> DESCRIPTION OF THE TASK:
Pick up the forum discussion about cruddy-looking OpenGL textures and continue it from its final sentence.

> SOURCE EXTRACT:
Why Do My Textures Look So Cruddy?

Can anyone tell me why my textures look so cruddy? The image below is an example. There are some garbled decals in the middle of my rocket. Those decals are actually fairly detailed images that show up nicely if I zoom in. It seems like the detail in textures is messed up more than in polygons when they get small. Is this a limitation of hardware anti-aliasing? Would mip-mapping help?


There are several texture quality issues in your picture.

You’re obviously rendering with MSAA (or SSAA) so that explains why your geometry edge quality doesn’t have the jaggies. Remember, with MSAA, only one texture sample is taken per pixel (not per sample), so the texture sampling rate is lower than your geometry edges. However, texture accesses are filtered (if you set up the texture right), approximating a higher frequency sampling rate. But this approximation is poor at more glancing angles, unless you crank up anisotropy.

What it looks like on the planet up-close is you’re magnifying the texture. And there are ugly ringing-like artifacts around the text. You didn’t swipe this texture from a JPEG, did you? That might explain it.

And farther toward the horizon, it looks like you only have a low-res texture paged in. I’d say you just needed to crank up aniso, but there is a nice crisp line where it goes from clear to blurry which nixes that as the only cause here. You can try cranking up aniso on the texture:

    glTexParameteri ( GL_TEXTURE_2D, GL_TEXTURE_MAX_ANISOTROPY_EXT, 4 ); // or 8

but I don’t think that’s gonna get rid of that crisp/blurry boundary. You do have MIPmaps defined on this texture and have set MIN_FILTER to LINEAR_MIPMAP_LINEAR, right?

Now as to your decals, yes, unless you want a flickery mess, you’re going to want MIPmaps defined and a LINEAR_MIPMAP_LINEAR MIN_FILTER enabled. Face-on this will look OK and not flicker, but as you get edge-on, it’ll blur out too much (screen X and Y derivatives become widely different, so it pushes your sampling up to higher (courser) MIP levels. To combat, tell the GPU to take multiple samples at lower (finer) MIP levels and average them for higher quality. You do this by cranking up anisotropy on the texture.

> RECORDED INFORMATION:
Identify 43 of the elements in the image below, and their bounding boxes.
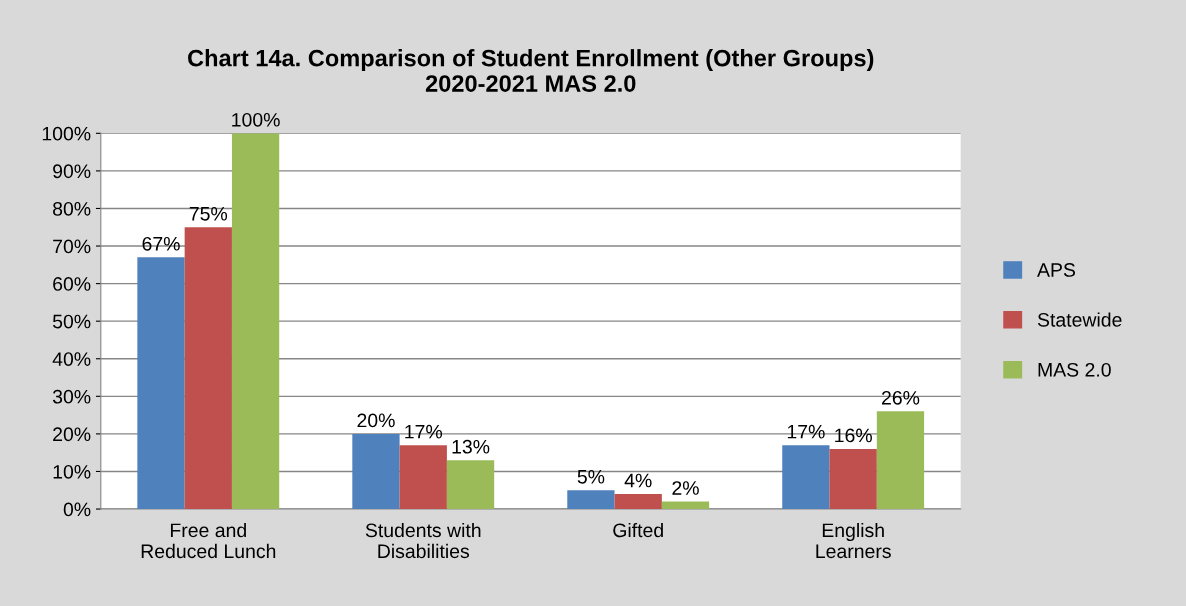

> FINAL ANSWER:
For testing purposes though, you can tell the NVidia driver to render with SSAA. That’ll sample the texture multiple times in the pixel and avg the results. Here in Linux, looks like there’s one lone mode holding out with SSAA support; mode 9:

        9   -   8x (4xSS, 2xMS)

What GPU are you running on? If pre-GeForce 8, recall that GeForce 8 “vastly” improved texture sampling quality, which would help with the clarity of your decal and other textures, especially when viewed at a diagonal angle like that or edge-on with aniso cranked up:

I’m not too concerned with those background map textures at the moment. They actually show up very seldom in my scenes. It’s the decals on my rocket that I’d like to improve on. I’m showing what rockets looks like when viewed from chase planes just after launch. I’ve compared my graphics images with actual video from the chase planes. Turns out the real video shows these decals much more clearly than my graphics images. So I’d like to improve on that. I did not write the code that sets up the texture mapping on the rocket. But I have access to it. It does not utilize mipmapping. So my next step should probably be to change that code.

What GPU are you running on?
Quadro NVS 285

Thanks for your lengthy response.

Indeed, mipmaping with trilinear filtering will definitely help a lot in your case.
Anisotropic filtering will not help so much if the decals are facing the camera. Try putting aniso level to 4 or 8 anyway as said Dark Photon, it is not too costly, and does bring nice improvements when texture is seen at an angle.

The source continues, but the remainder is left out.